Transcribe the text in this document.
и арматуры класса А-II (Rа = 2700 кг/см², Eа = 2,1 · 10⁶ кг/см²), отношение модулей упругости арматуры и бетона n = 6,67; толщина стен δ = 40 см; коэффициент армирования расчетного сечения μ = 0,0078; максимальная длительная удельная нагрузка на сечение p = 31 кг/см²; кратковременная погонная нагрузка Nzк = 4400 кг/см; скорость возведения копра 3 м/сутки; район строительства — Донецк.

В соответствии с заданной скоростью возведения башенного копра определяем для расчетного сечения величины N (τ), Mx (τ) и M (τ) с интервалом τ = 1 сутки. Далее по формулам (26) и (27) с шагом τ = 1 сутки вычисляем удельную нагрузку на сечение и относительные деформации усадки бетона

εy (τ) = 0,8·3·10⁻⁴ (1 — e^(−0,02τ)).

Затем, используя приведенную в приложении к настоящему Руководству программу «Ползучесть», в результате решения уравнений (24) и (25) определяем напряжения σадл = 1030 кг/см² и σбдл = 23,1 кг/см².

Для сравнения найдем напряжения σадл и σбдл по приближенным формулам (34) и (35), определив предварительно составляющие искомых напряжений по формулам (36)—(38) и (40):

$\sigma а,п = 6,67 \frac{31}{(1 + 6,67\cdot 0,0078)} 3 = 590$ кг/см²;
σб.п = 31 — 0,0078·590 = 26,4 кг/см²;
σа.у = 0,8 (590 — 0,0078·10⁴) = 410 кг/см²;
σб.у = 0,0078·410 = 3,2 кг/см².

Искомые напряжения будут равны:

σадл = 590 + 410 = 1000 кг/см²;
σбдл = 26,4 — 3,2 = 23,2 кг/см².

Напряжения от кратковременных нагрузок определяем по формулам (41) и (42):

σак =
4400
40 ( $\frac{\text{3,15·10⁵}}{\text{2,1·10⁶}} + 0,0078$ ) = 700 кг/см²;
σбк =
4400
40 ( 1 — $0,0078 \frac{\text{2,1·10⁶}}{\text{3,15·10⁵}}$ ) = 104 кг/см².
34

◆ **Exercise description**
Among the entries, how many lines include the word "формулам"? Answer with a single number and nothing further.

◆ **Answer to this exercise**
3